::: THE RECORDS
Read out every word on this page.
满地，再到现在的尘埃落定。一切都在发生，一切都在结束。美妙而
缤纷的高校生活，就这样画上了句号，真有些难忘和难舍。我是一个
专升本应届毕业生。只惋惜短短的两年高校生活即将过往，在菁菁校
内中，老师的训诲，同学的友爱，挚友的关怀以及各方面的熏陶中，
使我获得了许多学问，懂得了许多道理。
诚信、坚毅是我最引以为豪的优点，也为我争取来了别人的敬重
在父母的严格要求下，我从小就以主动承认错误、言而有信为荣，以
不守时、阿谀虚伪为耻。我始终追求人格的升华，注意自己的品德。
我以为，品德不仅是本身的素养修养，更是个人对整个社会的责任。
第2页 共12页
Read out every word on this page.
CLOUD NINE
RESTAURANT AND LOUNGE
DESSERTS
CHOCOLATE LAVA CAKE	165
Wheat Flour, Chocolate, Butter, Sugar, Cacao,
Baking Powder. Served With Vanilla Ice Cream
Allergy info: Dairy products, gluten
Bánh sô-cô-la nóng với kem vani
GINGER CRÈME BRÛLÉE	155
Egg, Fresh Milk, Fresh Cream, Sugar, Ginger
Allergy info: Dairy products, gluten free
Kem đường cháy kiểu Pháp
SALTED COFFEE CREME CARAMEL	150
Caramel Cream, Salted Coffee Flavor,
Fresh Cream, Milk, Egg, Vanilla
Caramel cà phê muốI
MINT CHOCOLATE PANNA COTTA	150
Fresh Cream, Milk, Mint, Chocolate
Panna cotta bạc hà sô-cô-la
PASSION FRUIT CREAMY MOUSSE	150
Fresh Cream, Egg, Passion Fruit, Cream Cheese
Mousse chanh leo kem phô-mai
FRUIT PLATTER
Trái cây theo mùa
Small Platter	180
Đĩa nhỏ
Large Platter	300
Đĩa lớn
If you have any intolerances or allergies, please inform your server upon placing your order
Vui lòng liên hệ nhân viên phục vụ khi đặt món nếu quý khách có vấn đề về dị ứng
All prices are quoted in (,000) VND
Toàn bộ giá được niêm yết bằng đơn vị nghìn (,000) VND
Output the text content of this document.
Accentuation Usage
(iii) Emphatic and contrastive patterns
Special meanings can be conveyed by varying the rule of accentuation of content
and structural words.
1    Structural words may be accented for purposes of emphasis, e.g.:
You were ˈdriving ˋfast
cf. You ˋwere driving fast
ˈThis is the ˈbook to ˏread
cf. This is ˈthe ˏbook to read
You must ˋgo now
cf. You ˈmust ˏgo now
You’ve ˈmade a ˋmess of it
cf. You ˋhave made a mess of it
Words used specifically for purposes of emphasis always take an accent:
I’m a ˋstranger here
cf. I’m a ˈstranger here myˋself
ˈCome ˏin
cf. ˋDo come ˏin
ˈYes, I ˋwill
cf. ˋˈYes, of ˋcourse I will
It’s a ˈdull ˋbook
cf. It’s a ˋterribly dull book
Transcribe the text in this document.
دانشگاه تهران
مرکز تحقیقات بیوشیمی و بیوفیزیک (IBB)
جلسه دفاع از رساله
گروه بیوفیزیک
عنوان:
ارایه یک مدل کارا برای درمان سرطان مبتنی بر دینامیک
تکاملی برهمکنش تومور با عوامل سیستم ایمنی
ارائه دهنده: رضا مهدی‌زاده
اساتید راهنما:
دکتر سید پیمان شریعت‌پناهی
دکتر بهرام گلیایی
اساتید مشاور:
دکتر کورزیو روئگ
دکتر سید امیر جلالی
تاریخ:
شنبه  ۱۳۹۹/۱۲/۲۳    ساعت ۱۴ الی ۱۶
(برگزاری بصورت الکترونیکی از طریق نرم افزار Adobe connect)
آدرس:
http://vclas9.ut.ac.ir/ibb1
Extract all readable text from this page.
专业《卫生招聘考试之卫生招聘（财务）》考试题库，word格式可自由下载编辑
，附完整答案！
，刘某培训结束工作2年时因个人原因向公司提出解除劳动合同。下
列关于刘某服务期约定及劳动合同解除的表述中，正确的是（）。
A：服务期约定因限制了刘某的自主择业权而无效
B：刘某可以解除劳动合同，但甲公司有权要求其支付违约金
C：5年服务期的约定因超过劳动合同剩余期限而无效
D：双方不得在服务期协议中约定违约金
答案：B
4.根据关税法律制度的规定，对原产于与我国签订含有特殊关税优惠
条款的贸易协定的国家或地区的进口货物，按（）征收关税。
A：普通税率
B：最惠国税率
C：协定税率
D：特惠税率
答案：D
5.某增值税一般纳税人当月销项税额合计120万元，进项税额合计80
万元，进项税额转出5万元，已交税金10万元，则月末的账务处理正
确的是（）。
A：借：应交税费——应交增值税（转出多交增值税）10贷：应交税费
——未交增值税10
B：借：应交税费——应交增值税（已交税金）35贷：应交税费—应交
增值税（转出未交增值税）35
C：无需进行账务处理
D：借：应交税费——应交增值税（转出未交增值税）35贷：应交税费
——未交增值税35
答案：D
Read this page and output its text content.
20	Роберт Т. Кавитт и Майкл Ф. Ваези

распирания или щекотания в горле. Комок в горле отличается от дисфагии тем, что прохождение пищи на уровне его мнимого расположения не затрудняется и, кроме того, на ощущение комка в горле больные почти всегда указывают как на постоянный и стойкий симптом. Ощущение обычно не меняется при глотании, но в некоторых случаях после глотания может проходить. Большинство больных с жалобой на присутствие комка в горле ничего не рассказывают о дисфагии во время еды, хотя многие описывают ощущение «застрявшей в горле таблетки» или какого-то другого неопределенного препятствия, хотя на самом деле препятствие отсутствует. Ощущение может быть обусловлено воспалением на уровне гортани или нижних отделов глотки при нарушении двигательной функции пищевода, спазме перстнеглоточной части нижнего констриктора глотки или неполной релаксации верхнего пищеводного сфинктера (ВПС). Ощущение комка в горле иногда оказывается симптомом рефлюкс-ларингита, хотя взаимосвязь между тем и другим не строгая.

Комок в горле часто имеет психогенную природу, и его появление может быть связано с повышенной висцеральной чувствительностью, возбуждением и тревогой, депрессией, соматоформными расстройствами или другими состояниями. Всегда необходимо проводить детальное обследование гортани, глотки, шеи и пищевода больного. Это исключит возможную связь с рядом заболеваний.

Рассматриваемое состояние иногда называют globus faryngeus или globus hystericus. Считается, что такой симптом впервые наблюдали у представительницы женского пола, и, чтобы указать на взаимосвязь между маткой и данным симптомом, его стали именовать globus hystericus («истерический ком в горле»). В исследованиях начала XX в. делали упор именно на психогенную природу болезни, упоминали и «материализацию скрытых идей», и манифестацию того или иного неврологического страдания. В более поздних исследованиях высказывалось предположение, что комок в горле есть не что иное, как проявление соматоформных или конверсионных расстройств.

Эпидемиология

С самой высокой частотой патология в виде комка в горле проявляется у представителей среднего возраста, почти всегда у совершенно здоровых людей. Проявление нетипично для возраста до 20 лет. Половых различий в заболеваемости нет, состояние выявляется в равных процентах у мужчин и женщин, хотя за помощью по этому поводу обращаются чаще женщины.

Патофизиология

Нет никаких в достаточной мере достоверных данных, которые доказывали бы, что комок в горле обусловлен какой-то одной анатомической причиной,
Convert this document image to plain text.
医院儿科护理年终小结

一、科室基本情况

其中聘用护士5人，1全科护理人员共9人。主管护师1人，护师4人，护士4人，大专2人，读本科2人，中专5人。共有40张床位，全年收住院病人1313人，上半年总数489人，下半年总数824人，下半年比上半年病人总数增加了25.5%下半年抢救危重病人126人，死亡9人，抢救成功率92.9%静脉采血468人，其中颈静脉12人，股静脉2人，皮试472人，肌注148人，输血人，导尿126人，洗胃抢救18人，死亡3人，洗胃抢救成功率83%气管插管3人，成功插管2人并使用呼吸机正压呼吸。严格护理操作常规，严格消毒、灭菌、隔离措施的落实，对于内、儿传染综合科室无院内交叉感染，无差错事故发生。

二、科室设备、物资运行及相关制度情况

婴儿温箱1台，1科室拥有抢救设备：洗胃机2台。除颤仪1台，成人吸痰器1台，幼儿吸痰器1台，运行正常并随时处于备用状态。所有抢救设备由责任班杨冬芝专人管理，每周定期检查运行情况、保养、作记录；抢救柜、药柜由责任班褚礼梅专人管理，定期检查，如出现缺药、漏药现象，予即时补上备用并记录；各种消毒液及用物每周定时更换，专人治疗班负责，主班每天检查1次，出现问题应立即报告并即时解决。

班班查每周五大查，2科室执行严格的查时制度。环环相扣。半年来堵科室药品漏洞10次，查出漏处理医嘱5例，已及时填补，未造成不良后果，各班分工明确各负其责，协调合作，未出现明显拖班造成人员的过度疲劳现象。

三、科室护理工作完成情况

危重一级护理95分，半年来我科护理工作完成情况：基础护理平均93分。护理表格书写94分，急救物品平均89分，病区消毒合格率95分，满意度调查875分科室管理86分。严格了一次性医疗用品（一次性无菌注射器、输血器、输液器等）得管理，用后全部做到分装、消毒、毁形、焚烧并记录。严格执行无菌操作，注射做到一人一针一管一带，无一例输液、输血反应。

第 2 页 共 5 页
::::::
TASK DIRECTIONS -
Read through the lines above and collect those that contain the string "purposes".

OUTPUT OF THE TASK -
1    Structural words may be accented for purposes of emphasis, e.g.:
Words used specifically for purposes of emphasis always take an accent:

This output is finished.